Data excerpts

· · · · · · ·

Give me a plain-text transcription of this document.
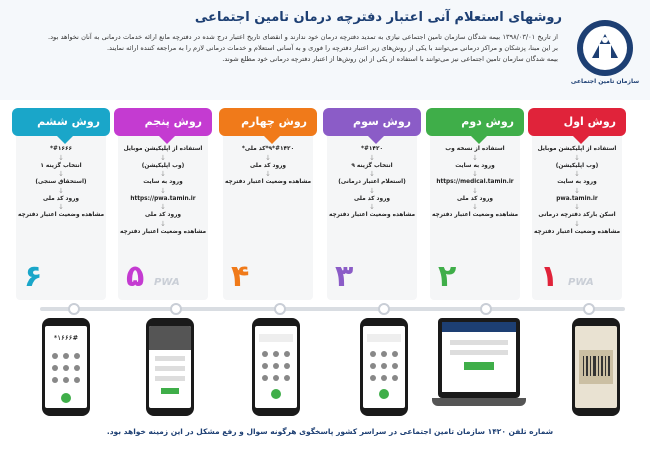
روشهای استعلام آنی اعتبار دفترچه درمان تامین اجتماعی
از تاریخ ۱۳۹۸/۰۳/۰۱ بیمه شدگان سازمان تامین اجتماعی نیازی به تمدید دفترچه درمان خود ندارند و انقضای تاریخ اعتبار درج شده در دفترچه مانع ارائه خدمات درمانی به آنان نخواهد بود. بر این مبنا، پزشکان و مراکز درمانی می‌توانند با یکی از روش‌های زیر اعتبار دفترچه را فوری و به آسانی استعلام و خدمات درمانی لازم را به مراجعه کننده ارائه نمایند.
بیمه شدگان سازمان تامین اجتماعی نیز می‌توانند با استفاده از یکی از این روش‌ها از اعتبار دفترچه درمانی خود مطلع شوند.
سازمان تامین اجتماعی
روش اول
استفاده از اپلیکیشن موبایل
↓
(وب اپلیکیشن)
↓
ورود به سایت
↓
pwa.tamin.ir
↓
اسکن بارکد دفترچه درمانی
↓
مشاهده وضعیت اعتبار دفترچه
۱ PWA
روش دوم
استفاده از نسخه وب
↓
ورود به سایت
↓
https://medical.tamin.ir
↓
ورود کد ملی
↓
مشاهده وضعیت اعتبار دفترچه
۲
روش سوم
#۱۴۲۰*
↓
انتخاب گزینه ۹
↓
(استعلام اعتبار درمانی)
↓
ورود کد ملی
↓
مشاهده وضعیت اعتبار دفترچه
۳
روش چهارم
#۱۴۲۰*۹*کد ملی*
↓
ورود کد ملی
↓
مشاهده وضعیت اعتبار دفترچه
۴
روش پنجم
استفاده از اپلیکیشن موبایل
↓
(وب اپلیکیشن)
↓
ورود به سایت
↓
https://pwa.tamin.ir
↓
ورود کد ملی
↓
مشاهده وضعیت اعتبار دفترچه
۵ PWA
روش ششم
#۱۶۶۶*
↓
انتخاب گزینه ۱
↓
(استحقاق سنجی)
↓
ورود کد ملی
↓
مشاهده وضعیت اعتبار دفترچه
۶
*۱۶۶۶#
شماره تلفن ۱۴۲۰ سازمان تامین اجتماعی در سراسر کشور پاسخگوی هرگونه سوال و رفع مشکل در این زمینه خواهد بود.
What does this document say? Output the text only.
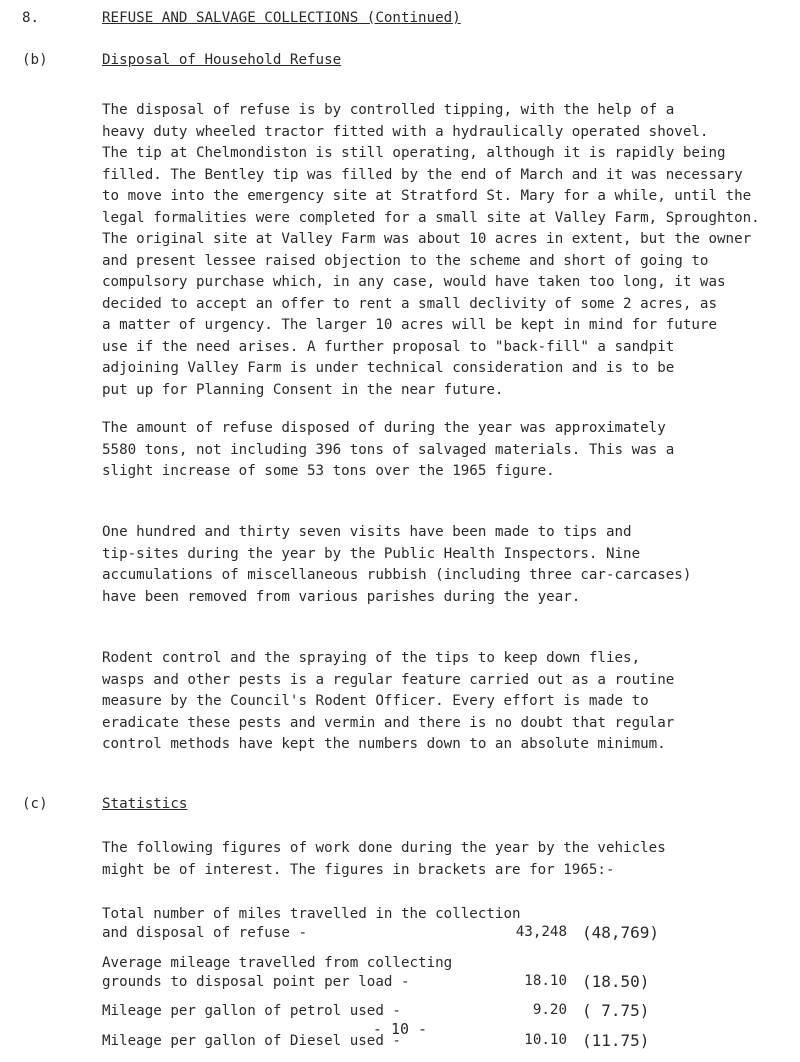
8.	REFUSE AND SALVAGE COLLECTIONS (Continued)
(b)	Disposal of Household Refuse
The disposal of refuse is by controlled tipping, with the help of a
heavy duty wheeled tractor fitted with a hydraulically operated shovel.
The tip at Chelmondiston is still operating, although it is rapidly being
filled. The Bentley tip was filled by the end of March and it was necessary
to move into the emergency site at Stratford St. Mary for a while, until the
legal formalities were completed for a small site at Valley Farm, Sproughton.
The original site at Valley Farm was about 10 acres in extent, but the owner
and present lessee raised objection to the scheme and short of going to
compulsory purchase which, in any case, would have taken too long, it was
decided to accept an offer to rent a small declivity of some 2 acres, as
a matter of urgency. The larger 10 acres will be kept in mind for future
use if the need arises. A further proposal to "back-fill" a sandpit
adjoining Valley Farm is under technical consideration and is to be
put up for Planning Consent in the near future.
The amount of refuse disposed of during the year was approximately
5580 tons, not including 396 tons of salvaged materials. This was a
slight increase of some 53 tons over the 1965 figure.
One hundred and thirty seven visits have been made to tips and
tip-sites during the year by the Public Health Inspectors. Nine
accumulations of miscellaneous rubbish (including three car-carcases)
have been removed from various parishes during the year.
Rodent control and the spraying of the tips to keep down flies,
wasps and other pests is a regular feature carried out as a routine
measure by the Council's Rodent Officer. Every effort is made to
eradicate these pests and vermin and there is no doubt that regular
control methods have kept the numbers down to an absolute minimum.
(c)	Statistics
The following figures of work done during the year by the vehicles
might be of interest. The figures in brackets are for 1965:-
Total number of miles travelled in the collection
and disposal of refuse -	43,248 (48,769)
Average mileage travelled from collecting
grounds to disposal point per load -	18.10 (18.50)
Mileage per gallon of petrol used -	9.20 ( 7.75)
Mileage per gallon of Diesel used -	10.10 (11.75)
- 10 -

· · · · · · ·

Look through the data above. Find each line with the string "year" and copy it.

• **SOLUTION TO THIS EXERCISE**
The amount of refuse disposed of during the year was approximately
tip-sites during the year by the Public Health Inspectors. Nine
have been removed from various parishes during the year.
The following figures of work done during the year by the vehicles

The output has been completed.